Go through the lines below and copy each one that holds the string "equal".
:::
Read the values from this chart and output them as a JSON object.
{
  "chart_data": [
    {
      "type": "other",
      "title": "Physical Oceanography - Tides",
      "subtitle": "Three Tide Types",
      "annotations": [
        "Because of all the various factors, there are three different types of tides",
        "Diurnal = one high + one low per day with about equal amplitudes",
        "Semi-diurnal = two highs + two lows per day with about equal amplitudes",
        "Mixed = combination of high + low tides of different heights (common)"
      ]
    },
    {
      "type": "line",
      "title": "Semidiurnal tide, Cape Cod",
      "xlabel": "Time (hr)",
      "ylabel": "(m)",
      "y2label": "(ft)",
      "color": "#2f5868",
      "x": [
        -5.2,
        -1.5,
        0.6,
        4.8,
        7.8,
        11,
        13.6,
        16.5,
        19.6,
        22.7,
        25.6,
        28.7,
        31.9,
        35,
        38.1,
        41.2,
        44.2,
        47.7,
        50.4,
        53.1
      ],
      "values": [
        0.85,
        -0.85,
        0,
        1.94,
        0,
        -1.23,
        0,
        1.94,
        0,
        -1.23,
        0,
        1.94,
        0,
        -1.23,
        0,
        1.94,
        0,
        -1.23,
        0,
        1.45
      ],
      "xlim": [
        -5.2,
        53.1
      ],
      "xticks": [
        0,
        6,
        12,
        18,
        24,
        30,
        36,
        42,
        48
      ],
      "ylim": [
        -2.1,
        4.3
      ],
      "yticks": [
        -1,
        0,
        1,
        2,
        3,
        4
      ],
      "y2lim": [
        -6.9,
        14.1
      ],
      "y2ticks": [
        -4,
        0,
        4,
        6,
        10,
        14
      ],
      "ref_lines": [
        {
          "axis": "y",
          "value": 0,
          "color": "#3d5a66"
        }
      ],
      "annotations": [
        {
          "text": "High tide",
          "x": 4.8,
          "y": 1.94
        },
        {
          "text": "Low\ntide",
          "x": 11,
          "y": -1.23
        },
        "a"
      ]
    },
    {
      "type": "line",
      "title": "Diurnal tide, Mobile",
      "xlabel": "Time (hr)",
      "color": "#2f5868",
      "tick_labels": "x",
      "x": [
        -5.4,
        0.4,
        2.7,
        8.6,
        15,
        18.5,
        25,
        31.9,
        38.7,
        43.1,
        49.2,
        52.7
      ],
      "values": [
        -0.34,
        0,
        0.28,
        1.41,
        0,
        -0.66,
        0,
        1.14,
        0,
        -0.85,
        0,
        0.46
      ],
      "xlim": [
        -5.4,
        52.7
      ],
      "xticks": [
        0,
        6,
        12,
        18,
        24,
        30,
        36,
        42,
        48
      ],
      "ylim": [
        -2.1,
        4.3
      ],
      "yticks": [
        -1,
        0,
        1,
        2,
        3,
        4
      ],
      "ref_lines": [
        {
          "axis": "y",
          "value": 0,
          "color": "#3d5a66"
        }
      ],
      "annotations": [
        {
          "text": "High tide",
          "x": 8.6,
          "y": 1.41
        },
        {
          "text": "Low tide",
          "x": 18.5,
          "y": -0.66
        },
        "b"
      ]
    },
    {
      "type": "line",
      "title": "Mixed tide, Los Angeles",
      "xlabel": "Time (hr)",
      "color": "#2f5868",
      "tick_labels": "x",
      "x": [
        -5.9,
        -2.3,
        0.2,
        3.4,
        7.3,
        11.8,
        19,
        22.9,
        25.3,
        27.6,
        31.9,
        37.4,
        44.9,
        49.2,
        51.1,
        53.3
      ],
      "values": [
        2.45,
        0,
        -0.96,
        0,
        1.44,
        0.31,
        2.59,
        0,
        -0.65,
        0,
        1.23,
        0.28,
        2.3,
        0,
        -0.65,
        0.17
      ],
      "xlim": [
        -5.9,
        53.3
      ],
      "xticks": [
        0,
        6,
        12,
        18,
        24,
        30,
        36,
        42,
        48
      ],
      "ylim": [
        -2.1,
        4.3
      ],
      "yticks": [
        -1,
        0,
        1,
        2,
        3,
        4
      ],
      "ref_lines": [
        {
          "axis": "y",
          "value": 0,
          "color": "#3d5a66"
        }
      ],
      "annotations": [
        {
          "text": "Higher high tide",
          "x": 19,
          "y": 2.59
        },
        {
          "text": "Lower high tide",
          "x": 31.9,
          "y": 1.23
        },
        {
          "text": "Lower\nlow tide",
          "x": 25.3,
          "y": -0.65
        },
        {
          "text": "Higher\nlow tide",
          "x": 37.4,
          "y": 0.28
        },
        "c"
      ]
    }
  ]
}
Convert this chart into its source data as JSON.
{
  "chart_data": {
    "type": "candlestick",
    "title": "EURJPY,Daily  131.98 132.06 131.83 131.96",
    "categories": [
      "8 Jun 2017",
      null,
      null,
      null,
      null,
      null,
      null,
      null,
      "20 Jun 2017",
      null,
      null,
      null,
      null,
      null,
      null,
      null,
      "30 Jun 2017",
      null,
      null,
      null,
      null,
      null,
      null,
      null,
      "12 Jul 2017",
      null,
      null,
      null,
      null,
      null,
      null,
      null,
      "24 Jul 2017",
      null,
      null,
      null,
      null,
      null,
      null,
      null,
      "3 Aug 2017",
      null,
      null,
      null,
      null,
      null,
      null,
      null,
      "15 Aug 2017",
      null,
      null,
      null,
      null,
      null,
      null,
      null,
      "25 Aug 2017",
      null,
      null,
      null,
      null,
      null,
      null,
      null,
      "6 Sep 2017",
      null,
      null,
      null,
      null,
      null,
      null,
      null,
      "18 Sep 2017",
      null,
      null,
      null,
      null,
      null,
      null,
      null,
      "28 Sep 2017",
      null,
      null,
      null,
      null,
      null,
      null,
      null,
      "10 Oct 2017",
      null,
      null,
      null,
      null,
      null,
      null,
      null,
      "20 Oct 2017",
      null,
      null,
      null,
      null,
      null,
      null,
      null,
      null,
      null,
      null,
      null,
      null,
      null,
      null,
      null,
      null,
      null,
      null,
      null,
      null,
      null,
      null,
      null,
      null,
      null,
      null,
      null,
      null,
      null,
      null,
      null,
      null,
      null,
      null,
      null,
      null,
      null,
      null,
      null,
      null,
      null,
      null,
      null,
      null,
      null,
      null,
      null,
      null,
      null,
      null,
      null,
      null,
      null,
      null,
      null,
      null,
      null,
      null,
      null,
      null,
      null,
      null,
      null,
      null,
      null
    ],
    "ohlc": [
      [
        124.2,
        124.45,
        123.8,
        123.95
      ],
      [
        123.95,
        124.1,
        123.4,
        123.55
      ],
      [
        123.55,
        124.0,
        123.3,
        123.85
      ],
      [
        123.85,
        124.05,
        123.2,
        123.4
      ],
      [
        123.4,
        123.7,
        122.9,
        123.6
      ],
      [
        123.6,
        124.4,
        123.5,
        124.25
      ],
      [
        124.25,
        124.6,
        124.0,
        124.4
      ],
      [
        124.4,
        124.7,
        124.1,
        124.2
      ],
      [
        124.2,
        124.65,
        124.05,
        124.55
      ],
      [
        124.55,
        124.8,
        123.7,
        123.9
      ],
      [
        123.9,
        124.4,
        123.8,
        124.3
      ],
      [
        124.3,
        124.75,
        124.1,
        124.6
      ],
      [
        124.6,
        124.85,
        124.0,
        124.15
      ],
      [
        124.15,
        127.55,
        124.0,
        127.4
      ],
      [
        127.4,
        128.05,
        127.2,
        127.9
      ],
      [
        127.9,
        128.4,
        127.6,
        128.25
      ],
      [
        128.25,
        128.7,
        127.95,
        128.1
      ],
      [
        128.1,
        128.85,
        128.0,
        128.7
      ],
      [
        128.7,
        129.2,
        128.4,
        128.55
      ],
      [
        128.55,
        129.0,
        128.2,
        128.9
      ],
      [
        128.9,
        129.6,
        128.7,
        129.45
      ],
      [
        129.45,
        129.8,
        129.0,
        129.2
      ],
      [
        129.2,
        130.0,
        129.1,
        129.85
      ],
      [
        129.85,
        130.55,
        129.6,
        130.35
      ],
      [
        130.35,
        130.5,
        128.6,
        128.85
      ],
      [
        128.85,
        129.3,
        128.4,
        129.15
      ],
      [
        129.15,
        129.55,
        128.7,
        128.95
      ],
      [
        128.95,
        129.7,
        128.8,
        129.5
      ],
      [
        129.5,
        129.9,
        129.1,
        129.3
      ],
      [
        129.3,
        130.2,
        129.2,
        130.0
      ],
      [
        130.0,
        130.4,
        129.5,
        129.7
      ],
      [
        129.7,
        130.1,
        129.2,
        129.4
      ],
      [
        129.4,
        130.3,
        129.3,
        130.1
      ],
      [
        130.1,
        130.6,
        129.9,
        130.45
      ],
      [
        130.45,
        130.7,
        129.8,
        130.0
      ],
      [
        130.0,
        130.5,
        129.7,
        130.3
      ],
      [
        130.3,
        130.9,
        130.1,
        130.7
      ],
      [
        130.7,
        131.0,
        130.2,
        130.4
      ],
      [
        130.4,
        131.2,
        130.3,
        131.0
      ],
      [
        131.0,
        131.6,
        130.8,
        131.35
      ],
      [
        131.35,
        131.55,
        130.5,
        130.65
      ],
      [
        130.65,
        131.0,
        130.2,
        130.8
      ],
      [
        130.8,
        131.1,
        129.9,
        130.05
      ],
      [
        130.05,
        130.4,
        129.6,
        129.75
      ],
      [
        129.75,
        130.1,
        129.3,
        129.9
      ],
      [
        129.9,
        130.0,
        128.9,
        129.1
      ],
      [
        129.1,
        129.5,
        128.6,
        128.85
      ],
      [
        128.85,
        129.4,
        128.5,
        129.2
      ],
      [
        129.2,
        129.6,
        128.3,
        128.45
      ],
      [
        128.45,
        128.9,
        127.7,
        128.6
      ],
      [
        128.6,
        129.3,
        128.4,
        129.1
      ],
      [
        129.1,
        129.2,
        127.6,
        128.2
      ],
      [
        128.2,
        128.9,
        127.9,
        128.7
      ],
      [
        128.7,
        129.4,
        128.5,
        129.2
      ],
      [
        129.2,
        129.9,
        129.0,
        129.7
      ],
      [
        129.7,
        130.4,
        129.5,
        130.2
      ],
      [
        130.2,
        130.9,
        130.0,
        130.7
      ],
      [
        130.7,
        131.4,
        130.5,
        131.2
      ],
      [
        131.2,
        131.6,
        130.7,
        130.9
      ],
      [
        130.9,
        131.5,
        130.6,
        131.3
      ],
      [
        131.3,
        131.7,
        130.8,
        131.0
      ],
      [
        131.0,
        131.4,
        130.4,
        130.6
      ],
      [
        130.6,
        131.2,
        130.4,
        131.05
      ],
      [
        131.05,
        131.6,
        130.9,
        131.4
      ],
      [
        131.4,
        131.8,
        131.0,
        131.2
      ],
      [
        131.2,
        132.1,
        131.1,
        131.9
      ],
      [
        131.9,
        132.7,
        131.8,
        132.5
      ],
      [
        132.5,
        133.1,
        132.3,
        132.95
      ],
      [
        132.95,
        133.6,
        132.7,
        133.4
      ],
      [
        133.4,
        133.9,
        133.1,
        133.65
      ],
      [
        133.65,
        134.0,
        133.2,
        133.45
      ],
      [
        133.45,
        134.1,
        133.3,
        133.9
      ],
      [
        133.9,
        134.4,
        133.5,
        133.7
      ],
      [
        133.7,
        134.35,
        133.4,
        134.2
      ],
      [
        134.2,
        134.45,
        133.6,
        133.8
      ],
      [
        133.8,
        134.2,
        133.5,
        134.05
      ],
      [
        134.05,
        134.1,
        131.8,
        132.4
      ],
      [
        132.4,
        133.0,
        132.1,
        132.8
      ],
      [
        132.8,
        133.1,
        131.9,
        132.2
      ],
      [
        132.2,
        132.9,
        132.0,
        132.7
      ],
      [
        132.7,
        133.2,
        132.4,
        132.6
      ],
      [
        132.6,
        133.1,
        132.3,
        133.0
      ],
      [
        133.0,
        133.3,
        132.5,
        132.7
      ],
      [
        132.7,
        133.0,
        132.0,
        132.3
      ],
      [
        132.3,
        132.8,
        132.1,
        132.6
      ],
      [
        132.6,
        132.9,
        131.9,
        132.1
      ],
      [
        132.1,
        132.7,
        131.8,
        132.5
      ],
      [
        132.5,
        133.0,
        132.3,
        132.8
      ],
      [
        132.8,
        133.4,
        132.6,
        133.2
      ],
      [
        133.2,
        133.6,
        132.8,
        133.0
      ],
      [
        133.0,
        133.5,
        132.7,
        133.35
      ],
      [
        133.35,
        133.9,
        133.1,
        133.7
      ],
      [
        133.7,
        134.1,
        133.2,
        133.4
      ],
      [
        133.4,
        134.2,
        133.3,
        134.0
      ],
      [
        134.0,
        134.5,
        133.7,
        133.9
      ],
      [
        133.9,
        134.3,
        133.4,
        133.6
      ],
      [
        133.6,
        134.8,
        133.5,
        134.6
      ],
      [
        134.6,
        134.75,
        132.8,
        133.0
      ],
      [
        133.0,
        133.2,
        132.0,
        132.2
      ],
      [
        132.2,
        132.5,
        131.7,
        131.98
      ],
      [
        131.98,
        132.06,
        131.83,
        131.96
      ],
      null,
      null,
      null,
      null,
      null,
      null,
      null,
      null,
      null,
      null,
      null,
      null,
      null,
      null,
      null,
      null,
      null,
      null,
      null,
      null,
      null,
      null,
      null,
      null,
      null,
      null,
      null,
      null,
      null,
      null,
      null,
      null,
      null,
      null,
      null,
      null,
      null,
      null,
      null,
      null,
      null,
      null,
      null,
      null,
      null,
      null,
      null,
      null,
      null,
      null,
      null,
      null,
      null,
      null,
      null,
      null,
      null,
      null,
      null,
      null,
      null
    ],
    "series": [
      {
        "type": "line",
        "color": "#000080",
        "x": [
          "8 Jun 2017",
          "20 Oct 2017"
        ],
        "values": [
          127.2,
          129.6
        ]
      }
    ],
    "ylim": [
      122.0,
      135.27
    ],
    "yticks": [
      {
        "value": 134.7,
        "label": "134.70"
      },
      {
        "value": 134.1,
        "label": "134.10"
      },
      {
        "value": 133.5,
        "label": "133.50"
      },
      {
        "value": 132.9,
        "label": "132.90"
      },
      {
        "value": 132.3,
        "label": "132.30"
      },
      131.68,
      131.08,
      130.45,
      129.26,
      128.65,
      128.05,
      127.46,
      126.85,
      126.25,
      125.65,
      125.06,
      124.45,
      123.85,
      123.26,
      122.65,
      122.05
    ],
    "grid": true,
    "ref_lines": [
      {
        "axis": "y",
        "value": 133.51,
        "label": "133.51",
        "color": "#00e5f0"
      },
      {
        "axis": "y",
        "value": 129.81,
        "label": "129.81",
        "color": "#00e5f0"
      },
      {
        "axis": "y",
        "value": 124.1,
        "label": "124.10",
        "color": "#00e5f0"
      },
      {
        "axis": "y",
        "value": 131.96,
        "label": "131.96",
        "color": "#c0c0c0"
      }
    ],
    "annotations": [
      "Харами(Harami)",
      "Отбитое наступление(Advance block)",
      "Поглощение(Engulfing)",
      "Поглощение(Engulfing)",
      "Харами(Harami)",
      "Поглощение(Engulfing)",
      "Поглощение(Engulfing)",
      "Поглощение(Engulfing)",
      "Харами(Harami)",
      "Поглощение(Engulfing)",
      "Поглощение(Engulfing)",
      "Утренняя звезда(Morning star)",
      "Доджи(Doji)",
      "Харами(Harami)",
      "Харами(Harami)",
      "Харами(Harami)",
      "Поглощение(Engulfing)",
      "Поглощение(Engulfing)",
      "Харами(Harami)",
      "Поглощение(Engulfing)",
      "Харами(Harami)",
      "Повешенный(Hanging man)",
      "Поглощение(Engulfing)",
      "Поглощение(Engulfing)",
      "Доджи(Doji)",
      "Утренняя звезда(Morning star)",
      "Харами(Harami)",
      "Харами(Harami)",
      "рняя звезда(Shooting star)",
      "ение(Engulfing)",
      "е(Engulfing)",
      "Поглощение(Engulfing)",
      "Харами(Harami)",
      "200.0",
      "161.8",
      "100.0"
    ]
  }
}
:::
● Response:
        "Diurnal = one high + one low per day with about equal amplitudes",
        "Semi-diurnal = two highs + two lows per day with about equal amplitudes",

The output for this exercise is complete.